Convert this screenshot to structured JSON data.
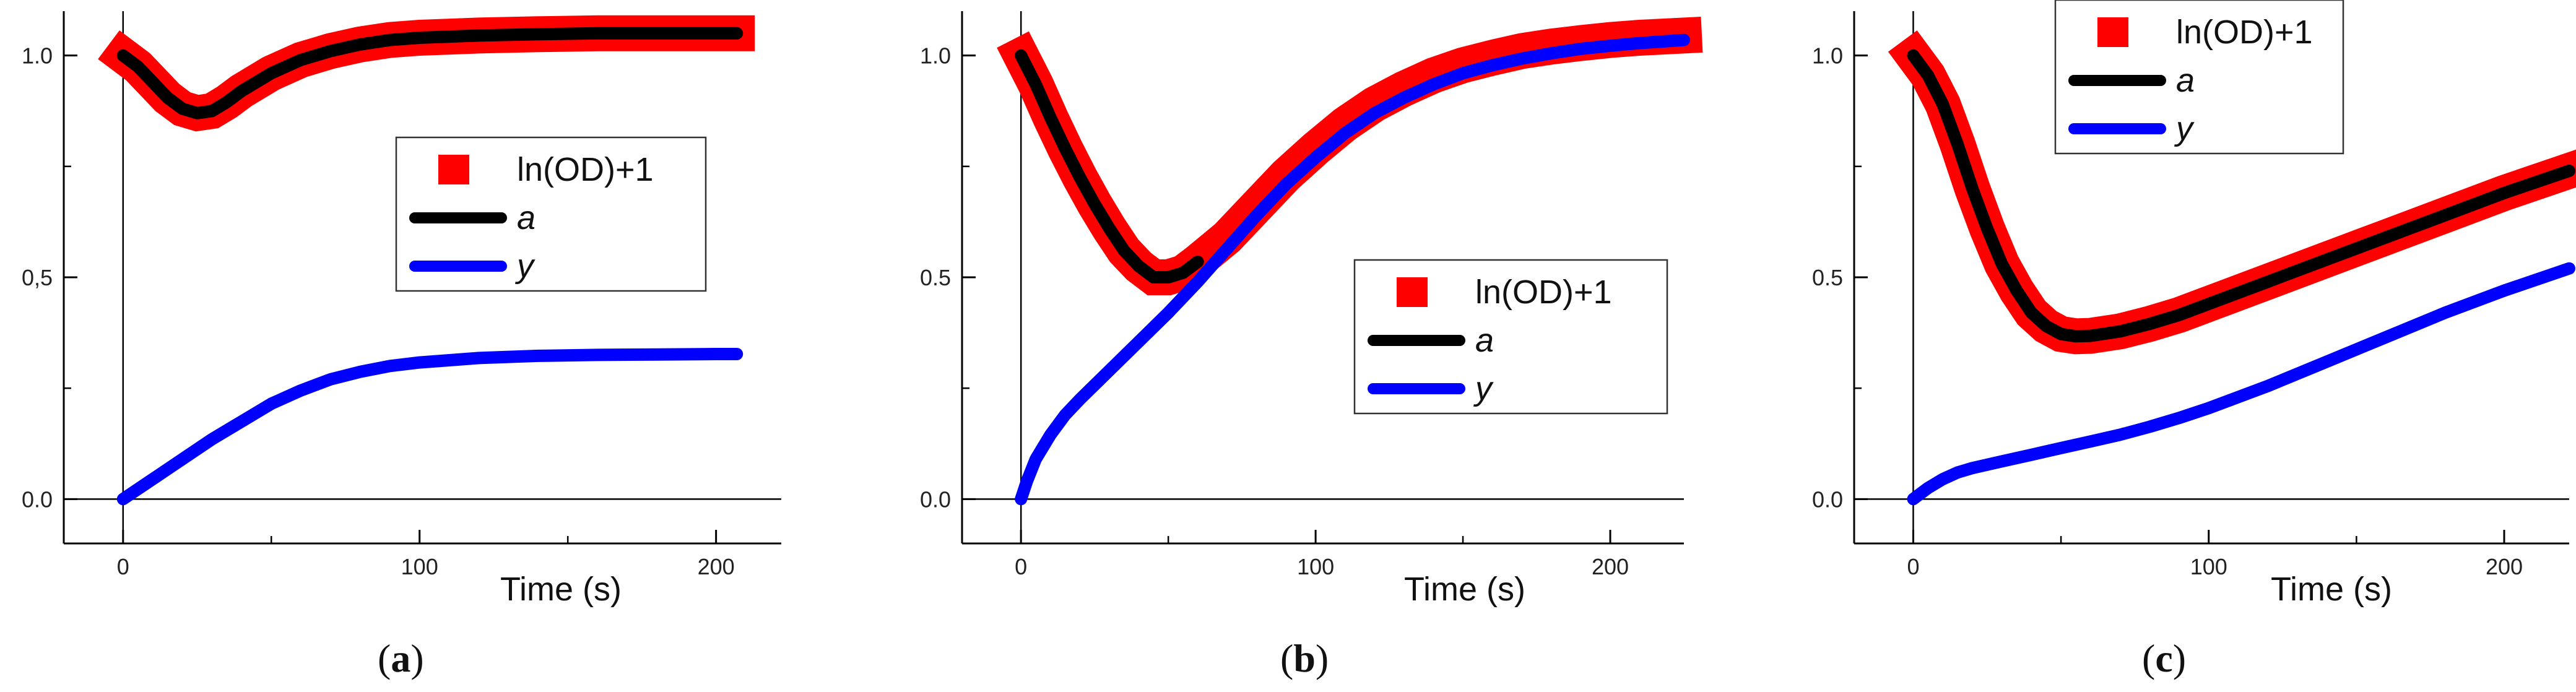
{
  "colors": {
    "measured": "#ff0000",
    "a_fit": "#000000",
    "y_fit": "#0000ff",
    "axis": "#000000"
  },
  "chart_data": [
    {
      "type": "line",
      "panel": "a",
      "caption": {
        "open": "(",
        "letter": "a",
        "close": ")"
      },
      "xlabel": "Time (s)",
      "ylabel": "",
      "xlim": [
        -20,
        222
      ],
      "ylim": [
        -0.1,
        1.1
      ],
      "xticks": [
        0,
        100,
        200
      ],
      "xtick_labels": [
        "0",
        "100",
        "200"
      ],
      "yticks": [
        0.0,
        0.5,
        1.0
      ],
      "ytick_labels": [
        "0.0",
        "0,5",
        "1.0"
      ],
      "legend_position": "center-right",
      "series": [
        {
          "name": "ln(OD)+1",
          "style": "thick-band",
          "x": [
            0,
            5,
            10,
            15,
            20,
            25,
            30,
            35,
            40,
            50,
            60,
            70,
            80,
            90,
            100,
            120,
            140,
            160,
            180,
            200,
            207
          ],
          "y": [
            1.0,
            0.975,
            0.94,
            0.905,
            0.88,
            0.87,
            0.875,
            0.895,
            0.92,
            0.96,
            0.99,
            1.01,
            1.025,
            1.035,
            1.04,
            1.045,
            1.048,
            1.05,
            1.05,
            1.05,
            1.05
          ]
        },
        {
          "name": "a",
          "style": "line",
          "x": [
            0,
            5,
            10,
            15,
            20,
            25,
            30,
            35,
            40,
            50,
            60,
            70,
            80,
            90,
            100,
            120,
            140,
            160,
            180,
            200,
            207
          ],
          "y": [
            1.0,
            0.975,
            0.94,
            0.905,
            0.88,
            0.87,
            0.875,
            0.895,
            0.92,
            0.96,
            0.99,
            1.01,
            1.025,
            1.035,
            1.04,
            1.045,
            1.048,
            1.05,
            1.05,
            1.05,
            1.05
          ]
        },
        {
          "name": "y",
          "style": "line",
          "x": [
            0,
            10,
            20,
            30,
            40,
            50,
            60,
            70,
            80,
            90,
            100,
            120,
            140,
            160,
            180,
            200,
            207
          ],
          "y": [
            0.0,
            0.045,
            0.09,
            0.135,
            0.175,
            0.215,
            0.245,
            0.27,
            0.287,
            0.3,
            0.308,
            0.318,
            0.323,
            0.325,
            0.326,
            0.327,
            0.327
          ]
        }
      ]
    },
    {
      "type": "line",
      "panel": "b",
      "caption": {
        "open": "(",
        "letter": "b",
        "close": ")"
      },
      "xlabel": "Time (s)",
      "ylabel": "",
      "xlim": [
        -20,
        225
      ],
      "ylim": [
        -0.1,
        1.1
      ],
      "xticks": [
        0,
        100,
        200
      ],
      "xtick_labels": [
        "0",
        "100",
        "200"
      ],
      "yticks": [
        0.0,
        0.5,
        1.0
      ],
      "ytick_labels": [
        "0.0",
        "0.5",
        "1.0"
      ],
      "legend_position": "center-right",
      "series": [
        {
          "name": "ln(OD)+1",
          "style": "thick-band",
          "x": [
            0,
            5,
            10,
            15,
            20,
            25,
            30,
            35,
            40,
            45,
            50,
            55,
            60,
            70,
            80,
            90,
            100,
            110,
            120,
            130,
            140,
            150,
            160,
            170,
            180,
            190,
            200,
            210,
            225
          ],
          "y": [
            1.0,
            0.935,
            0.86,
            0.79,
            0.725,
            0.665,
            0.61,
            0.56,
            0.525,
            0.5,
            0.5,
            0.51,
            0.535,
            0.59,
            0.66,
            0.73,
            0.79,
            0.845,
            0.89,
            0.925,
            0.955,
            0.978,
            0.995,
            1.01,
            1.02,
            1.028,
            1.035,
            1.04,
            1.045
          ]
        },
        {
          "name": "a",
          "style": "line",
          "x": [
            0,
            5,
            10,
            15,
            20,
            25,
            30,
            35,
            40,
            45,
            50,
            55,
            60
          ],
          "y": [
            1.0,
            0.935,
            0.86,
            0.79,
            0.725,
            0.665,
            0.61,
            0.56,
            0.525,
            0.5,
            0.5,
            0.51,
            0.535
          ]
        },
        {
          "name": "y",
          "style": "line",
          "x": [
            0,
            2,
            5,
            10,
            15,
            20,
            30,
            40,
            50,
            60,
            70,
            80,
            90,
            100,
            110,
            120,
            130,
            140,
            150,
            160,
            170,
            180,
            190,
            200,
            210,
            225
          ],
          "y": [
            0.0,
            0.04,
            0.09,
            0.145,
            0.19,
            0.225,
            0.29,
            0.355,
            0.42,
            0.49,
            0.565,
            0.64,
            0.71,
            0.77,
            0.825,
            0.87,
            0.905,
            0.935,
            0.96,
            0.978,
            0.993,
            1.005,
            1.015,
            1.022,
            1.028,
            1.035
          ]
        }
      ]
    },
    {
      "type": "line",
      "panel": "c",
      "caption": {
        "open": "(",
        "letter": "c",
        "close": ")"
      },
      "xlabel": "Time (s)",
      "ylabel": "",
      "xlim": [
        -20,
        222
      ],
      "ylim": [
        -0.1,
        1.1
      ],
      "xticks": [
        0,
        100,
        200
      ],
      "xtick_labels": [
        "0",
        "100",
        "200"
      ],
      "yticks": [
        0.0,
        0.5,
        1.0
      ],
      "ytick_labels": [
        "0.0",
        "0.5",
        "1.0"
      ],
      "legend_position": "top-center",
      "series": [
        {
          "name": "ln(OD)+1",
          "style": "thick-band",
          "x": [
            0,
            5,
            10,
            15,
            20,
            25,
            30,
            35,
            40,
            45,
            50,
            55,
            60,
            70,
            80,
            90,
            100,
            120,
            140,
            160,
            180,
            200,
            222
          ],
          "y": [
            1.0,
            0.955,
            0.89,
            0.8,
            0.7,
            0.61,
            0.53,
            0.47,
            0.42,
            0.39,
            0.372,
            0.367,
            0.368,
            0.378,
            0.395,
            0.415,
            0.44,
            0.49,
            0.54,
            0.59,
            0.64,
            0.69,
            0.74
          ]
        },
        {
          "name": "a",
          "style": "line",
          "x": [
            0,
            5,
            10,
            15,
            20,
            25,
            30,
            35,
            40,
            45,
            50,
            55,
            60,
            70,
            80,
            90,
            100,
            120,
            140,
            160,
            180,
            200,
            222
          ],
          "y": [
            1.0,
            0.955,
            0.89,
            0.8,
            0.7,
            0.61,
            0.53,
            0.47,
            0.42,
            0.39,
            0.372,
            0.367,
            0.368,
            0.378,
            0.395,
            0.415,
            0.44,
            0.49,
            0.54,
            0.59,
            0.64,
            0.69,
            0.74
          ]
        },
        {
          "name": "y",
          "style": "line",
          "x": [
            0,
            5,
            10,
            15,
            20,
            30,
            40,
            50,
            60,
            70,
            80,
            90,
            100,
            120,
            140,
            160,
            180,
            200,
            222
          ],
          "y": [
            0.0,
            0.025,
            0.045,
            0.06,
            0.07,
            0.085,
            0.1,
            0.115,
            0.13,
            0.145,
            0.163,
            0.183,
            0.205,
            0.255,
            0.31,
            0.365,
            0.42,
            0.47,
            0.52
          ]
        }
      ]
    }
  ]
}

Problem
Can you repeat every record above exactly, apart from the pictures?

Result of the exercise
Convert this screenshot to structured JSON data.
{
  "colors": {
    "measured": "#ff0000",
    "a_fit": "#000000",
    "y_fit": "#0000ff",
    "axis": "#000000"
  },
  "chart_data": [
    {
      "type": "line",
      "panel": "a",
      "caption": {
        "open": "(",
        "letter": "a",
        "close": ")"
      },
      "xlabel": "Time (s)",
      "ylabel": "",
      "xlim": [
        -20,
        222
      ],
      "ylim": [
        -0.1,
        1.1
      ],
      "xticks": [
        0,
        100,
        200
      ],
      "xtick_labels": [
        "0",
        "100",
        "200"
      ],
      "yticks": [
        0.0,
        0.5,
        1.0
      ],
      "ytick_labels": [
        "0.0",
        "0,5",
        "1.0"
      ],
      "legend_position": "center-right",
      "series": [
        {
          "name": "ln(OD)+1",
          "style": "thick-band",
          "x": [
            0,
            5,
            10,
            15,
            20,
            25,
            30,
            35,
            40,
            50,
            60,
            70,
            80,
            90,
            100,
            120,
            140,
            160,
            180,
            200,
            207
          ],
          "y": [
            1.0,
            0.975,
            0.94,
            0.905,
            0.88,
            0.87,
            0.875,
            0.895,
            0.92,
            0.96,
            0.99,
            1.01,
            1.025,
            1.035,
            1.04,
            1.045,
            1.048,
            1.05,
            1.05,
            1.05,
            1.05
          ]
        },
        {
          "name": "a",
          "style": "line",
          "x": [
            0,
            5,
            10,
            15,
            20,
            25,
            30,
            35,
            40,
            50,
            60,
            70,
            80,
            90,
            100,
            120,
            140,
            160,
            180,
            200,
            207
          ],
          "y": [
            1.0,
            0.975,
            0.94,
            0.905,
            0.88,
            0.87,
            0.875,
            0.895,
            0.92,
            0.96,
            0.99,
            1.01,
            1.025,
            1.035,
            1.04,
            1.045,
            1.048,
            1.05,
            1.05,
            1.05,
            1.05
          ]
        },
        {
          "name": "y",
          "style": "line",
          "x": [
            0,
            10,
            20,
            30,
            40,
            50,
            60,
            70,
            80,
            90,
            100,
            120,
            140,
            160,
            180,
            200,
            207
          ],
          "y": [
            0.0,
            0.045,
            0.09,
            0.135,
            0.175,
            0.215,
            0.245,
            0.27,
            0.287,
            0.3,
            0.308,
            0.318,
            0.323,
            0.325,
            0.326,
            0.327,
            0.327
          ]
        }
      ]
    },
    {
      "type": "line",
      "panel": "b",
      "caption": {
        "open": "(",
        "letter": "b",
        "close": ")"
      },
      "xlabel": "Time (s)",
      "ylabel": "",
      "xlim": [
        -20,
        225
      ],
      "ylim": [
        -0.1,
        1.1
      ],
      "xticks": [
        0,
        100,
        200
      ],
      "xtick_labels": [
        "0",
        "100",
        "200"
      ],
      "yticks": [
        0.0,
        0.5,
        1.0
      ],
      "ytick_labels": [
        "0.0",
        "0.5",
        "1.0"
      ],
      "legend_position": "center-right",
      "series": [
        {
          "name": "ln(OD)+1",
          "style": "thick-band",
          "x": [
            0,
            5,
            10,
            15,
            20,
            25,
            30,
            35,
            40,
            45,
            50,
            55,
            60,
            70,
            80,
            90,
            100,
            110,
            120,
            130,
            140,
            150,
            160,
            170,
            180,
            190,
            200,
            210,
            225
          ],
          "y": [
            1.0,
            0.935,
            0.86,
            0.79,
            0.725,
            0.665,
            0.61,
            0.56,
            0.525,
            0.5,
            0.5,
            0.51,
            0.535,
            0.59,
            0.66,
            0.73,
            0.79,
            0.845,
            0.89,
            0.925,
            0.955,
            0.978,
            0.995,
            1.01,
            1.02,
            1.028,
            1.035,
            1.04,
            1.045
          ]
        },
        {
          "name": "a",
          "style": "line",
          "x": [
            0,
            5,
            10,
            15,
            20,
            25,
            30,
            35,
            40,
            45,
            50,
            55,
            60
          ],
          "y": [
            1.0,
            0.935,
            0.86,
            0.79,
            0.725,
            0.665,
            0.61,
            0.56,
            0.525,
            0.5,
            0.5,
            0.51,
            0.535
          ]
        },
        {
          "name": "y",
          "style": "line",
          "x": [
            0,
            2,
            5,
            10,
            15,
            20,
            30,
            40,
            50,
            60,
            70,
            80,
            90,
            100,
            110,
            120,
            130,
            140,
            150,
            160,
            170,
            180,
            190,
            200,
            210,
            225
          ],
          "y": [
            0.0,
            0.04,
            0.09,
            0.145,
            0.19,
            0.225,
            0.29,
            0.355,
            0.42,
            0.49,
            0.565,
            0.64,
            0.71,
            0.77,
            0.825,
            0.87,
            0.905,
            0.935,
            0.96,
            0.978,
            0.993,
            1.005,
            1.015,
            1.022,
            1.028,
            1.035
          ]
        }
      ]
    },
    {
      "type": "line",
      "panel": "c",
      "caption": {
        "open": "(",
        "letter": "c",
        "close": ")"
      },
      "xlabel": "Time (s)",
      "ylabel": "",
      "xlim": [
        -20,
        222
      ],
      "ylim": [
        -0.1,
        1.1
      ],
      "xticks": [
        0,
        100,
        200
      ],
      "xtick_labels": [
        "0",
        "100",
        "200"
      ],
      "yticks": [
        0.0,
        0.5,
        1.0
      ],
      "ytick_labels": [
        "0.0",
        "0.5",
        "1.0"
      ],
      "legend_position": "top-center",
      "series": [
        {
          "name": "ln(OD)+1",
          "style": "thick-band",
          "x": [
            0,
            5,
            10,
            15,
            20,
            25,
            30,
            35,
            40,
            45,
            50,
            55,
            60,
            70,
            80,
            90,
            100,
            120,
            140,
            160,
            180,
            200,
            222
          ],
          "y": [
            1.0,
            0.955,
            0.89,
            0.8,
            0.7,
            0.61,
            0.53,
            0.47,
            0.42,
            0.39,
            0.372,
            0.367,
            0.368,
            0.378,
            0.395,
            0.415,
            0.44,
            0.49,
            0.54,
            0.59,
            0.64,
            0.69,
            0.74
          ]
        },
        {
          "name": "a",
          "style": "line",
          "x": [
            0,
            5,
            10,
            15,
            20,
            25,
            30,
            35,
            40,
            45,
            50,
            55,
            60,
            70,
            80,
            90,
            100,
            120,
            140,
            160,
            180,
            200,
            222
          ],
          "y": [
            1.0,
            0.955,
            0.89,
            0.8,
            0.7,
            0.61,
            0.53,
            0.47,
            0.42,
            0.39,
            0.372,
            0.367,
            0.368,
            0.378,
            0.395,
            0.415,
            0.44,
            0.49,
            0.54,
            0.59,
            0.64,
            0.69,
            0.74
          ]
        },
        {
          "name": "y",
          "style": "line",
          "x": [
            0,
            5,
            10,
            15,
            20,
            30,
            40,
            50,
            60,
            70,
            80,
            90,
            100,
            120,
            140,
            160,
            180,
            200,
            222
          ],
          "y": [
            0.0,
            0.025,
            0.045,
            0.06,
            0.07,
            0.085,
            0.1,
            0.115,
            0.13,
            0.145,
            0.163,
            0.183,
            0.205,
            0.255,
            0.31,
            0.365,
            0.42,
            0.47,
            0.52
          ]
        }
      ]
    }
  ]
}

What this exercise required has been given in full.